*GIVEN REQUEST 1*
In the elevator control excerpt, condense the paragraph that begins "According to an embodiment, the method for controlling the elevator may further comprise" into a short bulleted list that keeps its main facts.

*DOCUMENT EXCERPT*

__________

According to an embodiment, the method for controlling the elevator may further comprise generating a control command to cause the selected car to fulfil the new call. The control command may be generated to control a movement of the selected car along one of the vertical axes, e.g. along a shaft of the building. The control command may be generated considering the other calls assigned to the selected car. Examples for such a control command are “go up”, “go down”, “go to floor X” or “go to the next floor”. The control command may also cause the selected car to close and/or open its door(s) and/or to fulfil the other calls assigned to it.
According to an embodiment, the first input data may encode at least the current position of the first car, the current calls assigned to the first car and the new call. The first input data may additionally encode the current position of the second car and/or the current calls assigned to the second car.
According to an embodiment, the second input data may encode at least the current position of the second car, the current calls assigned to the second car and the new call. The second input data may additionally encode the current position of the first car and/or the current calls assigned to the first car.

__________

*DATASET ENTRIES*
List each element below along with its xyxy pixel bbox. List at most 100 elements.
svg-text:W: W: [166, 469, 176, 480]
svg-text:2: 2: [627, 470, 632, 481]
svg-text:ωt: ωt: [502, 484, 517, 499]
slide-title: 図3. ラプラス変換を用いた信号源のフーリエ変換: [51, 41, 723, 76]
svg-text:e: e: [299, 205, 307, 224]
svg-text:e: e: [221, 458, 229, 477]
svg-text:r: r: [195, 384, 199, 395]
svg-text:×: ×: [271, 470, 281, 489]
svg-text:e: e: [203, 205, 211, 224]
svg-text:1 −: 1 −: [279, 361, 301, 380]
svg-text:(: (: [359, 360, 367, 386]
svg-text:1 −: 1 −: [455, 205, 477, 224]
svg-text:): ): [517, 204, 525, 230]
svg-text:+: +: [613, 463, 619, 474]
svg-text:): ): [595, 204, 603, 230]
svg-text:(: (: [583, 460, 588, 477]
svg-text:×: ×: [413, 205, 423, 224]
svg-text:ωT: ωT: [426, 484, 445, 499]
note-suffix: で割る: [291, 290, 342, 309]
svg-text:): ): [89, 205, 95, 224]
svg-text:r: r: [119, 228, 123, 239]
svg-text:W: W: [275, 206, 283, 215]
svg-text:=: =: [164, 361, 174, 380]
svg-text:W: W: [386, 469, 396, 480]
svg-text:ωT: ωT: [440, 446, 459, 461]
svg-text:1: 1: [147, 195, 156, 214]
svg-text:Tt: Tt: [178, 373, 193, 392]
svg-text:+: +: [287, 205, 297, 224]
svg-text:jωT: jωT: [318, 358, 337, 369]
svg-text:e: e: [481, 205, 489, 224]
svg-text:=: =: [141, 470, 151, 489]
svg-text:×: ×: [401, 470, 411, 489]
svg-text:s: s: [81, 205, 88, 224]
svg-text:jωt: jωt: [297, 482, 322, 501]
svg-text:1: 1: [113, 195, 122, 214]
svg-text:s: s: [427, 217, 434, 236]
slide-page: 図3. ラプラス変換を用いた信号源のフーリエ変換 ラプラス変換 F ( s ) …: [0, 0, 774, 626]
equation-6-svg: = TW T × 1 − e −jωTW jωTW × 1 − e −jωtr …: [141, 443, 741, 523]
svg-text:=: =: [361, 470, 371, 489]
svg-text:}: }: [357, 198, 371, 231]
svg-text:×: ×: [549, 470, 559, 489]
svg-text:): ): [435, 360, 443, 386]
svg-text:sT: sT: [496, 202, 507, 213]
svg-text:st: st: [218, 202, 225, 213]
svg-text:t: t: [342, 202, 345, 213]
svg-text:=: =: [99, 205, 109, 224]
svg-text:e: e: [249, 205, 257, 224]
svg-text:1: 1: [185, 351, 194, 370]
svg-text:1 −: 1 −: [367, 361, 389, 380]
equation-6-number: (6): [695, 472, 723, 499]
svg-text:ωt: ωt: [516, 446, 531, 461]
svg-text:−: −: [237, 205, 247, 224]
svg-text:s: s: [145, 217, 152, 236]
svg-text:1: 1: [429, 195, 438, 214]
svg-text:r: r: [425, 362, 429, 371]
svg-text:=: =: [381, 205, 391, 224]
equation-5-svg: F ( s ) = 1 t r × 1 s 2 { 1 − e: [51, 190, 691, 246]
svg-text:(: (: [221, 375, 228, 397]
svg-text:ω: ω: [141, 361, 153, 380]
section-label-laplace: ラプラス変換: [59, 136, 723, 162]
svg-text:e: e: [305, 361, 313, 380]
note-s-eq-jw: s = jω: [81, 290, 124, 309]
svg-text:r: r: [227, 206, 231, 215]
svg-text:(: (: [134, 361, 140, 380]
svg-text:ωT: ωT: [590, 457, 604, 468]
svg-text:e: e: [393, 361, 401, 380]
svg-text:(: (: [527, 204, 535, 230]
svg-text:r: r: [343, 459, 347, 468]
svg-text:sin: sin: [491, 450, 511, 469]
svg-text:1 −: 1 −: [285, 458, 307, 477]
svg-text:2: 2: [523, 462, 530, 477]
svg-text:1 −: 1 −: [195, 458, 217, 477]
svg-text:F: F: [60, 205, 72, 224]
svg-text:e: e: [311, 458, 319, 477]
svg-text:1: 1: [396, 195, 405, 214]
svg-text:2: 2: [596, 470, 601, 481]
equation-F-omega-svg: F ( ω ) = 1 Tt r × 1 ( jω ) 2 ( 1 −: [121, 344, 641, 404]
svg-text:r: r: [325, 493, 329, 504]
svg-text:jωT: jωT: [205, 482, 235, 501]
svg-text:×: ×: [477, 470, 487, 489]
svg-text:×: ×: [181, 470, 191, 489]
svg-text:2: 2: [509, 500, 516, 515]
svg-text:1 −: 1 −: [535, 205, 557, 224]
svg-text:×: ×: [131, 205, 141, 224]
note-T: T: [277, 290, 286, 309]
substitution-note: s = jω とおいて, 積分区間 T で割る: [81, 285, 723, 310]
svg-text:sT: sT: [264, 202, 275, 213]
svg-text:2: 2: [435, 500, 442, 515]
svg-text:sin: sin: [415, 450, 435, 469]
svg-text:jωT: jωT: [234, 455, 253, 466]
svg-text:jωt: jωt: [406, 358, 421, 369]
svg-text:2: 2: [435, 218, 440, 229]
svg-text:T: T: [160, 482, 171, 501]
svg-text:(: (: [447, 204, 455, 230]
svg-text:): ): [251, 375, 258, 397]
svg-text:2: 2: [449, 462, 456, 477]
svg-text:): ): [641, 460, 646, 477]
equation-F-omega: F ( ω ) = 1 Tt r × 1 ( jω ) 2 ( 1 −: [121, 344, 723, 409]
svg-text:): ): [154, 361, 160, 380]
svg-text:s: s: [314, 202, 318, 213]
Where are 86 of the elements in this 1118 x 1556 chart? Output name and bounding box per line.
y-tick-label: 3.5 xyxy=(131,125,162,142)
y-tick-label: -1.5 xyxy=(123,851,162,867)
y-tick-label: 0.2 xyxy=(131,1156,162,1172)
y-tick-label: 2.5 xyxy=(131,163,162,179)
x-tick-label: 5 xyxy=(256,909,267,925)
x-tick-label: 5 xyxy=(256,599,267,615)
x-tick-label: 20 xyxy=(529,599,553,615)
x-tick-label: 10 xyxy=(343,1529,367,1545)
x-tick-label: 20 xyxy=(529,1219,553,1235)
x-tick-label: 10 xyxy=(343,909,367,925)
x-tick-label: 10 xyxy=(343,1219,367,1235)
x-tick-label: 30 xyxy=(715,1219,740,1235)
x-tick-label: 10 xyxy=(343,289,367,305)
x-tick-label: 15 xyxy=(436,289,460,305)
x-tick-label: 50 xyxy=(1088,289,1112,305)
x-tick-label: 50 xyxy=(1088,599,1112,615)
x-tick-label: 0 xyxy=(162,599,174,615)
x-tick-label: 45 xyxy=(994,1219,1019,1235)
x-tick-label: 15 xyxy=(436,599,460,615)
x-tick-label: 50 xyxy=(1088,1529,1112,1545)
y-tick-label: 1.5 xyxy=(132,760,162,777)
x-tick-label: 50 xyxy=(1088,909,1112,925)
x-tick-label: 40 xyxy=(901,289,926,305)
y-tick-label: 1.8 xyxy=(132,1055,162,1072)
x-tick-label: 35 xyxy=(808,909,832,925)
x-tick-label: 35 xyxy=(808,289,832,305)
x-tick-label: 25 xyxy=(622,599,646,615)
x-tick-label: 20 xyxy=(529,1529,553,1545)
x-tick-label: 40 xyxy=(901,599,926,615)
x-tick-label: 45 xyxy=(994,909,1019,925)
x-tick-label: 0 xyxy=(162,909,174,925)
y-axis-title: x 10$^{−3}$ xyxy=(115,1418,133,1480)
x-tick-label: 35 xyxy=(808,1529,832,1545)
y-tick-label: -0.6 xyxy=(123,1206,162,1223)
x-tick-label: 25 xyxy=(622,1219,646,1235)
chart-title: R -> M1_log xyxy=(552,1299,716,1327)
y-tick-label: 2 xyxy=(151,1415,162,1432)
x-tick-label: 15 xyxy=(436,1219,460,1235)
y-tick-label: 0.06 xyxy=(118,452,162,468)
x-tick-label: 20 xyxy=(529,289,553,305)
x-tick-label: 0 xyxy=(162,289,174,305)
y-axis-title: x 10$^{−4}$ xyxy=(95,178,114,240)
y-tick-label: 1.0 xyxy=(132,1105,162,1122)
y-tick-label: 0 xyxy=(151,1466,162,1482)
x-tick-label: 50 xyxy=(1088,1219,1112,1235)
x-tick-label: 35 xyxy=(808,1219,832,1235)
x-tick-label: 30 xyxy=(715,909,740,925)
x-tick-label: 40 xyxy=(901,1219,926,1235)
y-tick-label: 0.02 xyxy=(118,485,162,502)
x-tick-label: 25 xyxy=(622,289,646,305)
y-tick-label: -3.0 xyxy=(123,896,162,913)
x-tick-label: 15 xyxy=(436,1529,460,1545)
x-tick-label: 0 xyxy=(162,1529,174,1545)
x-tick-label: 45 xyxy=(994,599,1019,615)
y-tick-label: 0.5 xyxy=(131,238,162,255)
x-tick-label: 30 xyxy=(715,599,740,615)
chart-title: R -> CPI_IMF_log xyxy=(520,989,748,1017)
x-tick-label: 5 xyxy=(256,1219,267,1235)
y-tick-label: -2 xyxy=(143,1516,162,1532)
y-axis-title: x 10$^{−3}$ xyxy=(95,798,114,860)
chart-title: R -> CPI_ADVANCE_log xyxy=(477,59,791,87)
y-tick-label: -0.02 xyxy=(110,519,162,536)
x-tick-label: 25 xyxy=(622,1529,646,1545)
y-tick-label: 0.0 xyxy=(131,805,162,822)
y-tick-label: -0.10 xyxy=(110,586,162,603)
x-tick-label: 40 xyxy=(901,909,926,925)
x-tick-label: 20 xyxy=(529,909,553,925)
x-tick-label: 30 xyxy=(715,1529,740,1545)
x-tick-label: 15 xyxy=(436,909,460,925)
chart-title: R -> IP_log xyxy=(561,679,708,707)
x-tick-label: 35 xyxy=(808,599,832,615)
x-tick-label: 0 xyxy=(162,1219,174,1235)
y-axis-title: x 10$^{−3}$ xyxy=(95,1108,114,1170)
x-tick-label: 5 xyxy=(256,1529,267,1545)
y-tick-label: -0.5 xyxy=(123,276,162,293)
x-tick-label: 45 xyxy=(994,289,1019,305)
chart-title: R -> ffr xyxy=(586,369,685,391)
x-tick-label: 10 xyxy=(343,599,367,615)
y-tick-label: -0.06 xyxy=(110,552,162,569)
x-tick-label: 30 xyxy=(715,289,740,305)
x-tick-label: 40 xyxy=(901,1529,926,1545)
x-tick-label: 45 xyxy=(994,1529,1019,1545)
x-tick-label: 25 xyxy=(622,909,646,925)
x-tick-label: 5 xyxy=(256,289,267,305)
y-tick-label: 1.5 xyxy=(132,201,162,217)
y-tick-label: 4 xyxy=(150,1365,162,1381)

__________

*GIVEN REQUEST 2*
Print the listing from its first line through the line that contains "svg-text:(: (: [583, 460, 588, 477]", including both ends.

*WRITTEN SOLUTION 1*
- The method may also generate a control command that makes the selected car fulfil the new call.
- The command may control the car's movement along a vertical axis, such as a shaft of the building.
- It may take into account the other calls assigned to the selected car.
- Examples include "go up," "go down," "go to floor X," and "go to the next floor."
- The command may also make the car open and/or close its door(s) and/or fulfil its other assigned calls.

*WRITTEN SOLUTION 2*
List each element below along with its xyxy pixel bbox. List at most 100 elements.
svg-text:W: W: [166, 469, 176, 480]
svg-text:2: 2: [627, 470, 632, 481]
svg-text:ωt: ωt: [502, 484, 517, 499]
slide-title: 図3. ラプラス変換を用いた信号源のフーリエ変換: [51, 41, 723, 76]
svg-text:e: e: [299, 205, 307, 224]
svg-text:e: e: [221, 458, 229, 477]
svg-text:r: r: [195, 384, 199, 395]
svg-text:×: ×: [271, 470, 281, 489]
svg-text:e: e: [203, 205, 211, 224]
svg-text:1 −: 1 −: [279, 361, 301, 380]
svg-text:(: (: [359, 360, 367, 386]
svg-text:1 −: 1 −: [455, 205, 477, 224]
svg-text:): ): [517, 204, 525, 230]
svg-text:+: +: [613, 463, 619, 474]
svg-text:): ): [595, 204, 603, 230]
svg-text:(: (: [583, 460, 588, 477]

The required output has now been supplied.